▸ **Problem details**
Hunt for the word "into" across the entries below, copying each line that holds it.

Entries from a dataset:
[START]

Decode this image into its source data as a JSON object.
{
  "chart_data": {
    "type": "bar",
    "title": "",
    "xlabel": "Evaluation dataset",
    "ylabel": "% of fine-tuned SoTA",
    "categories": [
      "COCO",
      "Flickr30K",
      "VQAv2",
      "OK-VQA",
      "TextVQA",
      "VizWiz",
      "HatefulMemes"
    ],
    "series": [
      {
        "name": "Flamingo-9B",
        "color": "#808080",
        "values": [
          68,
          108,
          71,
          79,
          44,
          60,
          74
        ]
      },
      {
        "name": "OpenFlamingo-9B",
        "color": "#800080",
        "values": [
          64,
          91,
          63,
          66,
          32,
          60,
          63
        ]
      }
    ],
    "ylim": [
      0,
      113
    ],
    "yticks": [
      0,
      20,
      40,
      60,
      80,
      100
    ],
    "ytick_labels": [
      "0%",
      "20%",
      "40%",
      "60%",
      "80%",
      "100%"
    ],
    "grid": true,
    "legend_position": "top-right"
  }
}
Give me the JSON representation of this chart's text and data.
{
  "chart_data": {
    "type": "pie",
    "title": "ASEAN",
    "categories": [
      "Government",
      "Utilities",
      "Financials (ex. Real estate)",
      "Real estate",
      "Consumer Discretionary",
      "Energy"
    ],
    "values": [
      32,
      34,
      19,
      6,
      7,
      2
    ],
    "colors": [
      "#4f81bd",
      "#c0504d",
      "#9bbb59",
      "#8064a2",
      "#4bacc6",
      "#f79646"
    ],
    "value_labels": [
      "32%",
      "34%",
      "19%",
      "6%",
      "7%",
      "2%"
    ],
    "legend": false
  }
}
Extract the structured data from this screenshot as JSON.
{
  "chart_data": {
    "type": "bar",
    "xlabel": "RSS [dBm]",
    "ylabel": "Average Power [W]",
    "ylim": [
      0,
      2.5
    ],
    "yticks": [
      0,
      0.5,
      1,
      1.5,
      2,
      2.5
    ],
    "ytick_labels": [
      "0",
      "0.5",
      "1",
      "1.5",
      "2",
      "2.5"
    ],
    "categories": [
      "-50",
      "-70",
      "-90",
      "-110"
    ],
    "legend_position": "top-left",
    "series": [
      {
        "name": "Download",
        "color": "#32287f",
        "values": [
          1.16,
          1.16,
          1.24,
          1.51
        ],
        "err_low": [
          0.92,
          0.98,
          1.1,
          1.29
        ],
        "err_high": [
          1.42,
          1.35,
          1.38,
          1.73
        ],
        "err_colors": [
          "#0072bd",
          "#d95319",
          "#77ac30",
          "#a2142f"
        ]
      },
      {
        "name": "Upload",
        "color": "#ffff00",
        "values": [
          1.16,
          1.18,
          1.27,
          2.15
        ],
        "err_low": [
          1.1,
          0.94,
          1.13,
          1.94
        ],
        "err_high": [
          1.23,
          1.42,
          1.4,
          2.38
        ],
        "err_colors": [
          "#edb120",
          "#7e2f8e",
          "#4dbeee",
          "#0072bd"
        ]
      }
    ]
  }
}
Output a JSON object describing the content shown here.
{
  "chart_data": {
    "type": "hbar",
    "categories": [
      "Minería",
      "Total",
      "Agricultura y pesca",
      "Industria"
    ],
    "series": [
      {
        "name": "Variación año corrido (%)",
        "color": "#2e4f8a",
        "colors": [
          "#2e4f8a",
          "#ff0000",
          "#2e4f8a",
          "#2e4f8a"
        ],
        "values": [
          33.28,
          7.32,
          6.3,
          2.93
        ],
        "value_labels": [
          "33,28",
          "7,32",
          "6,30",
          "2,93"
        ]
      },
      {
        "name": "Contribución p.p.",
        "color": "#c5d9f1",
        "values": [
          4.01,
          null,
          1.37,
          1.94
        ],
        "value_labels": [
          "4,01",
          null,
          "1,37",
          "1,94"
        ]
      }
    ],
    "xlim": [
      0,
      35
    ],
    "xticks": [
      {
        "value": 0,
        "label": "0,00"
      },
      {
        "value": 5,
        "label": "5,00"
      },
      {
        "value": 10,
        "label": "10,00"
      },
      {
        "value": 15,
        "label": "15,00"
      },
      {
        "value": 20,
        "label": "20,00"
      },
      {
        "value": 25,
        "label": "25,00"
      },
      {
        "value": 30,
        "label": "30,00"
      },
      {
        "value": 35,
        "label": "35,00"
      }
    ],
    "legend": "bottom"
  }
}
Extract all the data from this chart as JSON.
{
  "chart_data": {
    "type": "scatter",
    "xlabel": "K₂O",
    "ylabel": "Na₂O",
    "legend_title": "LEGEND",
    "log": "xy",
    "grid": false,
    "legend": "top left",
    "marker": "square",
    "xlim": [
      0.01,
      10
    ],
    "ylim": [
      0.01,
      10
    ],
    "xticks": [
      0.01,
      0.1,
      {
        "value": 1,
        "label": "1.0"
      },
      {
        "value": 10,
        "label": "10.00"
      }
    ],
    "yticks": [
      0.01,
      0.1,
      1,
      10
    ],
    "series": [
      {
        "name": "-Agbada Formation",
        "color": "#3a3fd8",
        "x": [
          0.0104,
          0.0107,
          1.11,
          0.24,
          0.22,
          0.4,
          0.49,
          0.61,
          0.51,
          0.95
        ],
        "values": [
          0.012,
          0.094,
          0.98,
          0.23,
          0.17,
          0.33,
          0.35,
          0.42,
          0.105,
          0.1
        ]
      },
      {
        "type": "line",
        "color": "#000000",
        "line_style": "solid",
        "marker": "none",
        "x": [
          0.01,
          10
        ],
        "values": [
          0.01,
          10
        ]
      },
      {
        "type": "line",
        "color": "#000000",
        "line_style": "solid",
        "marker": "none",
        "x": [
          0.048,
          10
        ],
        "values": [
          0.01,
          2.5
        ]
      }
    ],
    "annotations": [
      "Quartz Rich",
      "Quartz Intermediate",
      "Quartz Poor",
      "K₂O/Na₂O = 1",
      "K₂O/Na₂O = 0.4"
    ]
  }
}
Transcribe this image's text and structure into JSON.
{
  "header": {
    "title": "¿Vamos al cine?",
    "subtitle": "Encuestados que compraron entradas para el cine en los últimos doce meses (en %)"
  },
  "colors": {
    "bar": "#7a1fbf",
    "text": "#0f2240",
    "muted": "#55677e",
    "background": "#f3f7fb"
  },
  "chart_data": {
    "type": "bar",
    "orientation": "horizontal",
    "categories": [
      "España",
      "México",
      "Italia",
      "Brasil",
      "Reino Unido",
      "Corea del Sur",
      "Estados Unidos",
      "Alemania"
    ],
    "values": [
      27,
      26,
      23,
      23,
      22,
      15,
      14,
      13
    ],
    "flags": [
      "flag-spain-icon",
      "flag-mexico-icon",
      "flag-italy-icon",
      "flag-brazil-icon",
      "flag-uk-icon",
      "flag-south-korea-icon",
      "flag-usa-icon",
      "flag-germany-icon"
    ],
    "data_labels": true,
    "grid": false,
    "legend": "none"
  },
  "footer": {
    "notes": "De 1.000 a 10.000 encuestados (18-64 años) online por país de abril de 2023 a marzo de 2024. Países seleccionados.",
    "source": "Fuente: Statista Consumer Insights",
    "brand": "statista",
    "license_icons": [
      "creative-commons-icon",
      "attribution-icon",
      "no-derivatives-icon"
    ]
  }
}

[END]

▸ **Solution for this task**
Decode this image into its source data as a JSON object.
Transcribe this image's text and structure into JSON.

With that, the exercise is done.